Written problem - Return the entries below verbatim. Pictures stay out.

Records to process -

•••••

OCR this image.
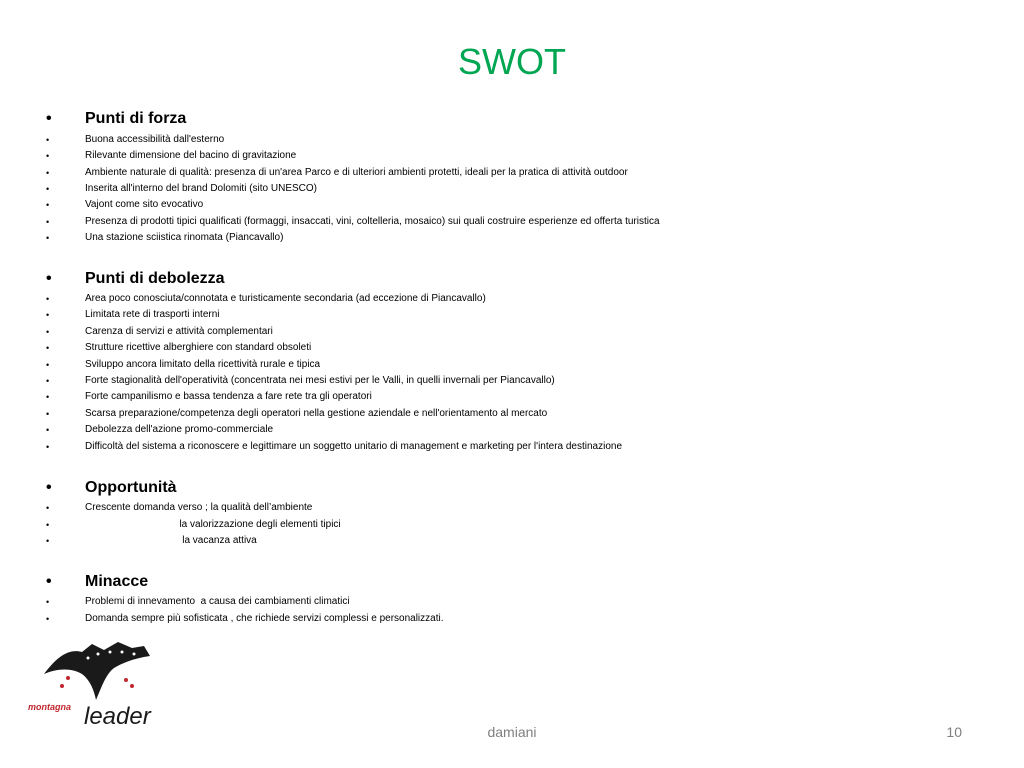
SWOT
• Punti di forza
•	Buona accessibilità dall'esterno
•	Rilevante dimensione del bacino di gravitazione
•	Ambiente naturale di qualità: presenza di un'area Parco e di ulteriori ambienti protetti, ideali per la pratica di attività outdoor
•	Inserita all'interno del brand Dolomiti (sito UNESCO)
•	Vajont come sito evocativo
•	Presenza di prodotti tipici qualificati (formaggi, insaccati, vini, coltelleria, mosaico) sui quali costruire esperienze ed offerta turistica
•	Una stazione sciistica rinomata (Piancavallo)
• Punti di debolezza
•	Area poco conosciuta/connotata e turisticamente secondaria (ad eccezione di Piancavallo)
•	Limitata rete di trasporti interni
•	Carenza di servizi e attività complementari
•	Strutture ricettive alberghiere con standard obsoleti
•	Sviluppo ancora limitato della ricettività rurale e tipica
•	Forte stagionalità dell'operatività (concentrata nei mesi estivi per le Valli, in quelli invernali per Piancavallo)
•	Forte campanilismo e bassa tendenza a fare rete tra gli operatori
•	Scarsa preparazione/competenza degli operatori nella gestione aziendale e nell'orientamento al mercato
•	Debolezza dell'azione promo-commerciale
•	Difficoltà del sistema a riconoscere e legittimare un soggetto unitario di management e marketing per l'intera destinazione
• Opportunità
•	Crescente domanda verso ; la qualità dell’ambiente
•	la valorizzazione degli elementi tipici
•	la vacanza attiva
• Minacce
•	Problemi di innevamento  a causa dei cambiamenti climatici
•	Domanda sempre più sofisticata , che richiede servizi complessi e personalizzati.
montagna leader
damiani	10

•••••

The completed task -
OCR this image.
SWOT
• Punti di forza
•	Buona accessibilità dall'esterno
•	Rilevante dimensione del bacino di gravitazione
•	Ambiente naturale di qualità: presenza di un'area Parco e di ulteriori ambienti protetti, ideali per la pratica di attività outdoor
•	Inserita all'interno del brand Dolomiti (sito UNESCO)
•	Vajont come sito evocativo
•	Presenza di prodotti tipici qualificati (formaggi, insaccati, vini, coltelleria, mosaico) sui quali costruire esperienze ed offerta turistica
•	Una stazione sciistica rinomata (Piancavallo)
• Punti di debolezza
•	Area poco conosciuta/connotata e turisticamente secondaria (ad eccezione di Piancavallo)
•	Limitata rete di trasporti interni
•	Carenza di servizi e attività complementari
•	Strutture ricettive alberghiere con standard obsoleti
•	Sviluppo ancora limitato della ricettività rurale e tipica
•	Forte stagionalità dell'operatività (concentrata nei mesi estivi per le Valli, in quelli invernali per Piancavallo)
•	Forte campanilismo e bassa tendenza a fare rete tra gli operatori
•	Scarsa preparazione/competenza degli operatori nella gestione aziendale e nell'orientamento al mercato
•	Debolezza dell'azione promo-commerciale
•	Difficoltà del sistema a riconoscere e legittimare un soggetto unitario di management e marketing per l'intera destinazione
• Opportunità
•	Crescente domanda verso ; la qualità dell’ambiente
•	la valorizzazione degli elementi tipici
•	la vacanza attiva
• Minacce
•	Problemi di innevamento  a causa dei cambiamenti climatici
•	Domanda sempre più sofisticata , che richiede servizi complessi e personalizzati.
montagna leader
damiani	10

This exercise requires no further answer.